[Rows from a dataset]
▼

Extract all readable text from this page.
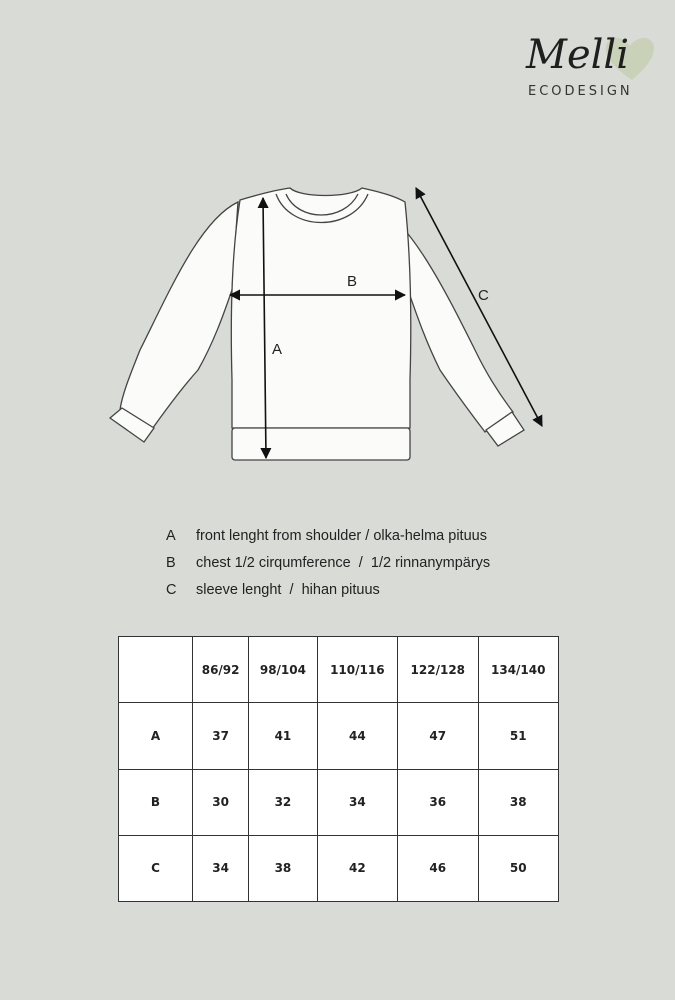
Melli
ECODESIGN
A
B
C
A	front lenght from shoulder / olka-helma pituus
B	chest 1/2 cirqumference  /  1/2 rinnanympärys
C	sleeve lenght  /  hihan pituus
	86/92	98/104	110/116	122/128	134/140
A	37	41	44	47	51
B	30	32	34	36	38
C	34	38	42	46	50
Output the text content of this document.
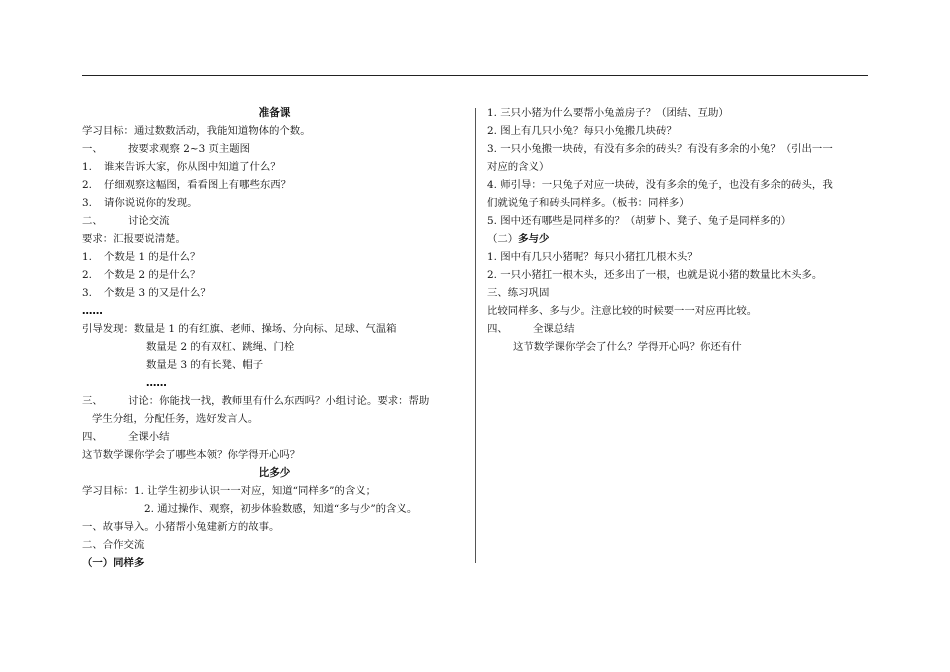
准备课
学习目标：通过数数活动，我能知道物体的个数。
一、 按要求观察 2~3 页主题图
1. 谁来告诉大家，你从图中知道了什么？
2. 仔细观察这幅图，看看图上有哪些东西？
3. 请你说说你的发现。
二、 讨论交流
要求：汇报要说清楚。
1. 个数是 1 的是什么？
2. 个数是 2 的是什么？
3. 个数是 3 的又是什么？
……
引导发现：数量是 1 的有红旗、老师、操场、分向标、足球、气温箱
数量是 2 的有双杠、跳绳、门栓
数量是 3 的有长凳、帽子
……
三、 讨论：你能找一找，教师里有什么东西吗？小组讨论。要求：帮助
学生分组，分配任务，选好发言人。
四、 全课小结
这节数学课你学会了哪些本领？你学得开心吗？
比多少
学习目标：1. 让学生初步认识一一对应，知道“同样多”的含义；
2. 通过操作、观察，初步体验数感，知道“多与少”的含义。
一、故事导入。小猪帮小兔建新方的故事。
二、合作交流
（一）同样多
1. 三只小猪为什么要帮小兔盖房子？（团结、互助）
2. 图上有几只小兔？每只小兔搬几块砖？
3. 一只小兔搬一块砖，有没有多余的砖头？有没有多余的小兔？（引出一一
对应的含义）
4. 师引导：一只兔子对应一块砖，没有多余的兔子，也没有多余的砖头，我
们就说兔子和砖头同样多。（板书：同样多）
5. 图中还有哪些是同样多的？（胡萝卜、凳子、兔子是同样多的）
（二）多与少
1. 图中有几只小猪呢？每只小猪扛几根木头？
2. 一只小猪扛一根木头，还多出了一根，也就是说小猪的数量比木头多。
三、练习巩固
比较同样多、多与少。注意比较的时候要一一对应再比较。
四、 全课总结
这节数学课你学会了什么？学得开心吗？你还有什
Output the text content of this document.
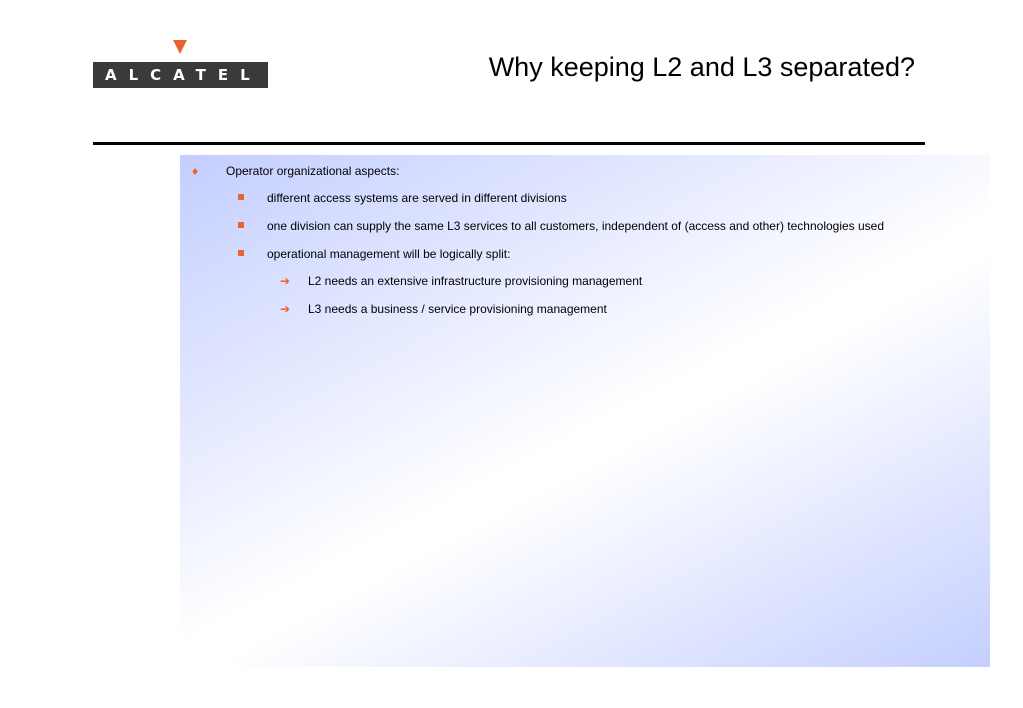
ALCATEL	Why keeping L2 and L3 separated?
♦ Operator organizational aspects:
different access systems are served in different divisions
one division can supply the same L3 services to all customers, independent of (access and other) technologies used
operational management will be logically split:
➔ L2 needs an extensive infrastructure provisioning management
➔ L3 needs a business / service provisioning management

▲

→ **Aim**
Give the entries again without a single change, but with no pictures.

→ **Answer for this exercise**
Extract all readable text from this page.
Melli
ECODESIGN
A
B
C
A	front lenght from shoulder / olka-helma pituus
B	chest 1/2 cirqumference  /  1/2 rinnanympärys
C	sleeve lenght  /  hihan pituus
	86/92	98/104	110/116	122/128	134/140
A	37	41	44	47	51
B	30	32	34	36	38
C	34	38	42	46	50
Output the text content of this document.
准备课
学习目标：通过数数活动，我能知道物体的个数。
一、 按要求观察 2~3 页主题图
1. 谁来告诉大家，你从图中知道了什么？
2. 仔细观察这幅图，看看图上有哪些东西？
3. 请你说说你的发现。
二、 讨论交流
要求：汇报要说清楚。
1. 个数是 1 的是什么？
2. 个数是 2 的是什么？
3. 个数是 3 的又是什么？
……
引导发现：数量是 1 的有红旗、老师、操场、分向标、足球、气温箱
数量是 2 的有双杠、跳绳、门栓
数量是 3 的有长凳、帽子
……
三、 讨论：你能找一找，教师里有什么东西吗？小组讨论。要求：帮助
学生分组，分配任务，选好发言人。
四、 全课小结
这节数学课你学会了哪些本领？你学得开心吗？
比多少
学习目标：1. 让学生初步认识一一对应，知道“同样多”的含义；
2. 通过操作、观察，初步体验数感，知道“多与少”的含义。
一、故事导入。小猪帮小兔建新方的故事。
二、合作交流
（一）同样多
1. 三只小猪为什么要帮小兔盖房子？（团结、互助）
2. 图上有几只小兔？每只小兔搬几块砖？
3. 一只小兔搬一块砖，有没有多余的砖头？有没有多余的小兔？（引出一一
对应的含义）
4. 师引导：一只兔子对应一块砖，没有多余的兔子，也没有多余的砖头，我
们就说兔子和砖头同样多。（板书：同样多）
5. 图中还有哪些是同样多的？（胡萝卜、凳子、兔子是同样多的）
（二）多与少
1. 图中有几只小猪呢？每只小猪扛几根木头？
2. 一只小猪扛一根木头，还多出了一根，也就是说小猪的数量比木头多。
三、练习巩固
比较同样多、多与少。注意比较的时候要一一对应再比较。
四、 全课总结
这节数学课你学会了什么？学得开心吗？你还有什
Output the text content of this document.
ALCATEL	Why keeping L2 and L3 separated?
♦ Operator organizational aspects:
different access systems are served in different divisions
one division can supply the same L3 services to all customers, independent of (access and other) technologies used
operational management will be logically split:
➔ L2 needs an extensive infrastructure provisioning management
➔ L3 needs a business / service provisioning management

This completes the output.